- [TASK DIRECTIONS] Leave out every picture, then transcribe the rest of the listing exactly.

- [DATA EXCERPTS]
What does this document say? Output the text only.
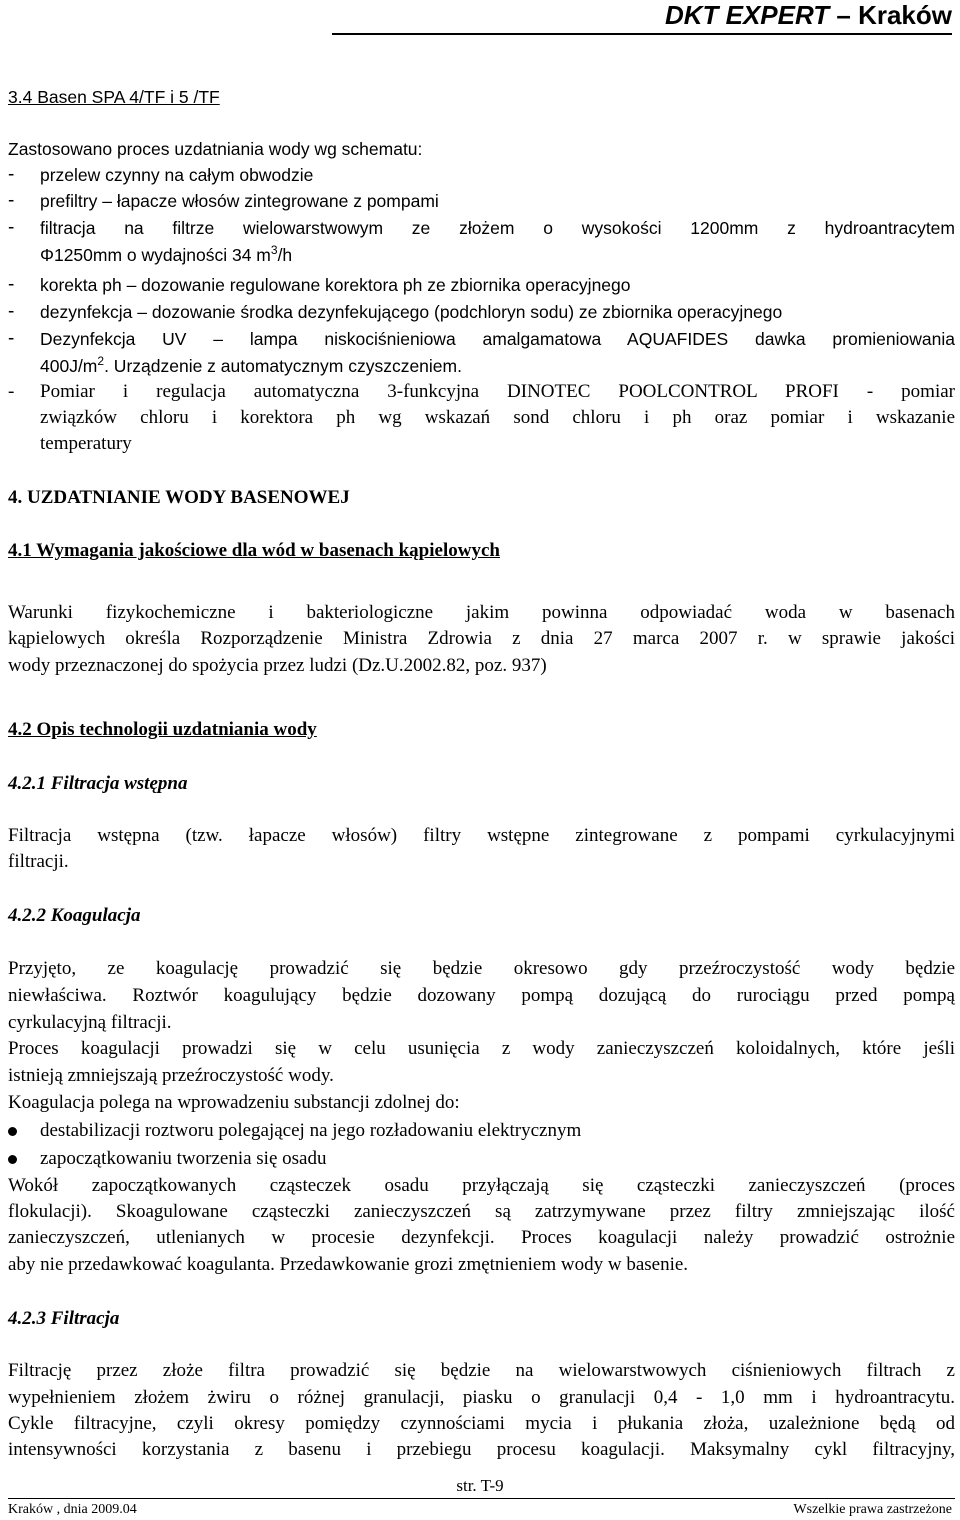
DKT EXPERT – Kraków
3.4 Basen SPA 4/TF i 5 /TF
Zastosowano proces uzdatniania wody wg schematu:
- przelew czynny na całym obwodzie
- prefiltry – łapacze włosów zintegrowane z pompami
- filtracja na filtrze wielowarstwowym ze złożem o wysokości 1200mm z hydroantracytem
Φ1250mm o wydajności 34 $m^3/h$
- korekta ph – dozowanie regulowane korektora ph ze zbiornika operacyjnego
- dezynfekcja – dozowanie środka dezynfekującego (podchloryn sodu) ze zbiornika operacyjnego
- Dezynfekcja UV – lampa niskociśnieniowa amalgamatowa AQUAFIDES dawka promieniowania
$400J/m^2$. Urządzenie z automatycznym czyszczeniem.
- Pomiar i regulacja automatyczna 3-funkcyjna DINOTEC POOLCONTROL PROFI - pomiar
związków chloru i korektora ph wg wskazań sond chloru i ph oraz pomiar i wskazanie
temperatury
4. UZDATNIANIE WODY BASENOWEJ
4.1 Wymagania jakościowe dla wód w basenach kąpielowych
Warunki fizykochemiczne i bakteriologiczne jakim powinna odpowiadać woda w basenach
kąpielowych określa Rozporządzenie Ministra Zdrowia z dnia 27 marca 2007 r. w sprawie jakości
wody przeznaczonej do spożycia przez ludzi (Dz.U.2002.82, poz. 937)
4.2 Opis technologii uzdatniania wody
4.2.1 Filtracja wstępna
Filtracja wstępna (tzw. łapacze włosów) filtry wstępne zintegrowane z pompami cyrkulacyjnymi
filtracji.
4.2.2 Koagulacja
Przyjęto, ze koagulację prowadzić się będzie okresowo gdy przeźroczystość wody będzie
niewłaściwa. Roztwór koagulujący będzie dozowany pompą dozującą do rurociągu przed pompą
cyrkulacyjną filtracji.
Proces koagulacji prowadzi się w celu usunięcia z wody zanieczyszczeń koloidalnych, które jeśli
istnieją zmniejszają przeźroczystość wody.
Koagulacja polega na wprowadzeniu substancji zdolnej do:
destabilizacji roztworu polegającej na jego rozładowaniu elektrycznym
zapoczątkowaniu tworzenia się osadu
Wokół zapoczątkowanych cząsteczek osadu przyłączają się cząsteczki zanieczyszczeń (proces
flokulacji). Skoagulowane cząsteczki zanieczyszczeń są zatrzymywane przez filtry zmniejszając ilość
zanieczyszczeń, utlenianych w procesie dezynfekcji. Proces koagulacji należy prowadzić ostrożnie
aby nie przedawkować koagulanta. Przedawkowanie grozi zmętnieniem wody w basenie.
4.2.3 Filtracja
Filtrację przez złoże filtra prowadzić się będzie na wielowarstwowych ciśnieniowych filtrach z
wypełnieniem złożem żwiru o różnej granulacji, piasku o granulacji 0,4 - 1,0 mm i hydroantracytu.
Cykle filtracyjne, czyli okresy pomiędzy czynnościami mycia i płukania złoża, uzależnione będą od
intensywności korzystania z basenu i przebiegu procesu koagulacji. Maksymalny cykl filtracyjny,
str. T-9
Kraków , dnia 2009.04	Wszelkie prawa zastrzeżone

- [SOLUTION]
What does this document say? Output the text only.
DKT EXPERT – Kraków
3.4 Basen SPA 4/TF i 5 /TF
Zastosowano proces uzdatniania wody wg schematu:
- przelew czynny na całym obwodzie
- prefiltry – łapacze włosów zintegrowane z pompami
- filtracja na filtrze wielowarstwowym ze złożem o wysokości 1200mm z hydroantracytem
Φ1250mm o wydajności 34 $m^3/h$
- korekta ph – dozowanie regulowane korektora ph ze zbiornika operacyjnego
- dezynfekcja – dozowanie środka dezynfekującego (podchloryn sodu) ze zbiornika operacyjnego
- Dezynfekcja UV – lampa niskociśnieniowa amalgamatowa AQUAFIDES dawka promieniowania
$400J/m^2$. Urządzenie z automatycznym czyszczeniem.
- Pomiar i regulacja automatyczna 3-funkcyjna DINOTEC POOLCONTROL PROFI - pomiar
związków chloru i korektora ph wg wskazań sond chloru i ph oraz pomiar i wskazanie
temperatury
4. UZDATNIANIE WODY BASENOWEJ
4.1 Wymagania jakościowe dla wód w basenach kąpielowych
Warunki fizykochemiczne i bakteriologiczne jakim powinna odpowiadać woda w basenach
kąpielowych określa Rozporządzenie Ministra Zdrowia z dnia 27 marca 2007 r. w sprawie jakości
wody przeznaczonej do spożycia przez ludzi (Dz.U.2002.82, poz. 937)
4.2 Opis technologii uzdatniania wody
4.2.1 Filtracja wstępna
Filtracja wstępna (tzw. łapacze włosów) filtry wstępne zintegrowane z pompami cyrkulacyjnymi
filtracji.
4.2.2 Koagulacja
Przyjęto, ze koagulację prowadzić się będzie okresowo gdy przeźroczystość wody będzie
niewłaściwa. Roztwór koagulujący będzie dozowany pompą dozującą do rurociągu przed pompą
cyrkulacyjną filtracji.
Proces koagulacji prowadzi się w celu usunięcia z wody zanieczyszczeń koloidalnych, które jeśli
istnieją zmniejszają przeźroczystość wody.
Koagulacja polega na wprowadzeniu substancji zdolnej do:
destabilizacji roztworu polegającej na jego rozładowaniu elektrycznym
zapoczątkowaniu tworzenia się osadu
Wokół zapoczątkowanych cząsteczek osadu przyłączają się cząsteczki zanieczyszczeń (proces
flokulacji). Skoagulowane cząsteczki zanieczyszczeń są zatrzymywane przez filtry zmniejszając ilość
zanieczyszczeń, utlenianych w procesie dezynfekcji. Proces koagulacji należy prowadzić ostrożnie
aby nie przedawkować koagulanta. Przedawkowanie grozi zmętnieniem wody w basenie.
4.2.3 Filtracja
Filtrację przez złoże filtra prowadzić się będzie na wielowarstwowych ciśnieniowych filtrach z
wypełnieniem złożem żwiru o różnej granulacji, piasku o granulacji 0,4 - 1,0 mm i hydroantracytu.
Cykle filtracyjne, czyli okresy pomiędzy czynnościami mycia i płukania złoża, uzależnione będą od
intensywności korzystania z basenu i przebiegu procesu koagulacji. Maksymalny cykl filtracyjny,
str. T-9
Kraków , dnia 2009.04	Wszelkie prawa zastrzeżone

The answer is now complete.